## THE DATA
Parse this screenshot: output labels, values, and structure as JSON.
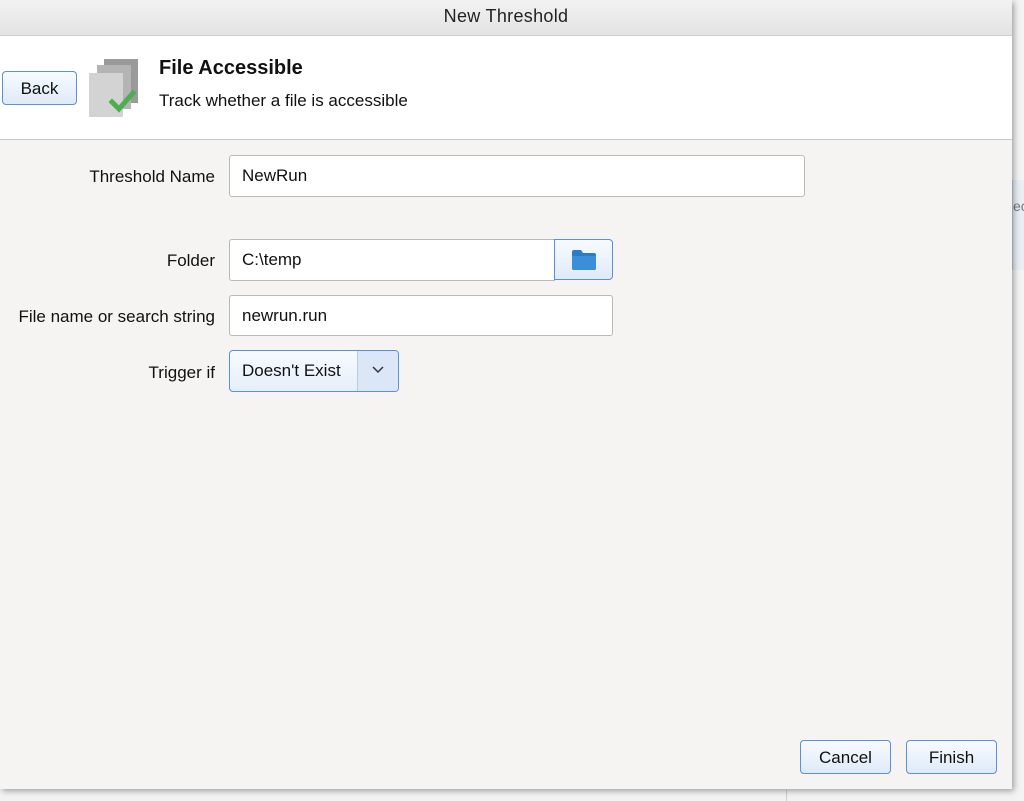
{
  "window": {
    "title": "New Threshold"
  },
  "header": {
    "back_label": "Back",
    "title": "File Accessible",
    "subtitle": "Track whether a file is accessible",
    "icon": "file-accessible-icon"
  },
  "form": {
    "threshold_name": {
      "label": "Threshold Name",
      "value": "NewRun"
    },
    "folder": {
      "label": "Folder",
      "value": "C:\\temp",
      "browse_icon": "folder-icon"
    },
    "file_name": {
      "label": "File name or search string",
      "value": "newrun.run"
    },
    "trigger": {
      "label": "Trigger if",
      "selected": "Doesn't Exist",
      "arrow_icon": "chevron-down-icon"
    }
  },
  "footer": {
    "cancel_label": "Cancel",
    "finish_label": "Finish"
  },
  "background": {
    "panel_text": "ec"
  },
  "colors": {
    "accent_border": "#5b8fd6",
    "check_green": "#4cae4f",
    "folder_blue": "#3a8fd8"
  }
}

==

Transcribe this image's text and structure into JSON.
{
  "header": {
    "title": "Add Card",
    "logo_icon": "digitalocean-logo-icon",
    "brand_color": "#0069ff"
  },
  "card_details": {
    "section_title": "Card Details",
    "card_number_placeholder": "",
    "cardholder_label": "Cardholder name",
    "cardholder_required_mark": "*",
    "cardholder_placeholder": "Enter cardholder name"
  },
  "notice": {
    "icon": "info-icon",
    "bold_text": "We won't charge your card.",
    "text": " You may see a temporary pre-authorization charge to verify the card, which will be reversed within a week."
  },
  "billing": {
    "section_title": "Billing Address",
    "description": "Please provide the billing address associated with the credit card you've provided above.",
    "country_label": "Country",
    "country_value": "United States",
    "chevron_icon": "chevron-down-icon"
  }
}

==

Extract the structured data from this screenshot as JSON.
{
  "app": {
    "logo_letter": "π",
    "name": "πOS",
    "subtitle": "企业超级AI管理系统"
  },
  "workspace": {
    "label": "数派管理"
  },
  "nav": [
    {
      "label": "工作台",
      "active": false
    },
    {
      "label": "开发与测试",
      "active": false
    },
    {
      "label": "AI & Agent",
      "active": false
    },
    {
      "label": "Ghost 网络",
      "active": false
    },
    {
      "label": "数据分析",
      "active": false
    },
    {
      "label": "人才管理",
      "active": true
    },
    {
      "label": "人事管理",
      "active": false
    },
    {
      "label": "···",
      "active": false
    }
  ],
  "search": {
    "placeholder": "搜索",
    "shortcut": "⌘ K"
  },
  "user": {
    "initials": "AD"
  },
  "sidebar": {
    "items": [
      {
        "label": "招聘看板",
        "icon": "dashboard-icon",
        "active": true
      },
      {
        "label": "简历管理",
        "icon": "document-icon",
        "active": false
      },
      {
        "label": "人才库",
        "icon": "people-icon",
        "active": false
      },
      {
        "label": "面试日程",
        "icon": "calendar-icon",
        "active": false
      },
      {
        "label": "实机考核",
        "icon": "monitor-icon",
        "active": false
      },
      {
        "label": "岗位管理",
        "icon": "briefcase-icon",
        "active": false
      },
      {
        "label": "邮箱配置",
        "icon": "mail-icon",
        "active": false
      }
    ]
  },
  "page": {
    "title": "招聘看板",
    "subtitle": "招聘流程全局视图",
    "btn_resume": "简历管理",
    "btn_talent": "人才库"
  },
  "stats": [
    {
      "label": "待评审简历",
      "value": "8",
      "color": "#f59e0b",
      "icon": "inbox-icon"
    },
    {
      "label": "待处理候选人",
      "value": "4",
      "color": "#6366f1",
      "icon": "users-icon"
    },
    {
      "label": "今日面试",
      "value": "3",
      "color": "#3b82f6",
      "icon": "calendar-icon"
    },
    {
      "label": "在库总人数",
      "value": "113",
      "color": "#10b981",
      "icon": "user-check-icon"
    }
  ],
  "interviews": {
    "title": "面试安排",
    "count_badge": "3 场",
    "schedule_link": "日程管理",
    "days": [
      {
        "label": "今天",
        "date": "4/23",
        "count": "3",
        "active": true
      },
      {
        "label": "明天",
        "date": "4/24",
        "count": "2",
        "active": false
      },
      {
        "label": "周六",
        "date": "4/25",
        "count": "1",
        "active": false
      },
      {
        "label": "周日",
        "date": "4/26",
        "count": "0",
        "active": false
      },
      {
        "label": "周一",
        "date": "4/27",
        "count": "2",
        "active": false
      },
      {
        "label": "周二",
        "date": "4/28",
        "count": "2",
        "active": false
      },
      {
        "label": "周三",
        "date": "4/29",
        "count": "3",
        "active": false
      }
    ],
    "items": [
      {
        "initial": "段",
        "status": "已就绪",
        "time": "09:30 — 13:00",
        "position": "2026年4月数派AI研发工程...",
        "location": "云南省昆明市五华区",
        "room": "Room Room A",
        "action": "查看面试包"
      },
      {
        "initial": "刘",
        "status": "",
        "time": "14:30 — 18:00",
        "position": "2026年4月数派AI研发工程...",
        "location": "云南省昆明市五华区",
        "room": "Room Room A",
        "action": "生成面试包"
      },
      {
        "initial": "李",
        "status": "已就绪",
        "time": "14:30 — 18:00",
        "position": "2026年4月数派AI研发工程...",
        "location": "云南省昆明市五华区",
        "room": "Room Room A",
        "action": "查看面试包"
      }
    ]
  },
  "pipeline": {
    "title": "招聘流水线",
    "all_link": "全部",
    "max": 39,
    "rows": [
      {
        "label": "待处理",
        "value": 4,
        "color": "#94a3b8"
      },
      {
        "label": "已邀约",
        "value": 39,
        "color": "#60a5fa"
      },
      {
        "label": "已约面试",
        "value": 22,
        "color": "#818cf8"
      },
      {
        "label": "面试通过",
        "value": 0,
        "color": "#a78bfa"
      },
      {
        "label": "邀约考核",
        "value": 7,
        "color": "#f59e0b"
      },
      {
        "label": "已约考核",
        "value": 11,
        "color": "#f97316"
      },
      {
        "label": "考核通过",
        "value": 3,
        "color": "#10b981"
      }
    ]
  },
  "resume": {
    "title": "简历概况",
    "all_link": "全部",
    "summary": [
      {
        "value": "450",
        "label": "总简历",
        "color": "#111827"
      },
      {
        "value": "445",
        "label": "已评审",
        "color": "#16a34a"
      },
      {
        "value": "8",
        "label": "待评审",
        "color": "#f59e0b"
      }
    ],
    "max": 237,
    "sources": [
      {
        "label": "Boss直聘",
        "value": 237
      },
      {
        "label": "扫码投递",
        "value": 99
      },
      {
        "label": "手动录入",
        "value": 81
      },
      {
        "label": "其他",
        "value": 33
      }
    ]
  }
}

## WRITTEN INSTRUCTION
Scan the material above. Copy each line where "screenshot" occurs.

## TASK SOLUTION
Parse this screenshot: output labels, values, and structure as JSON.
Extract the structured data from this screenshot as JSON.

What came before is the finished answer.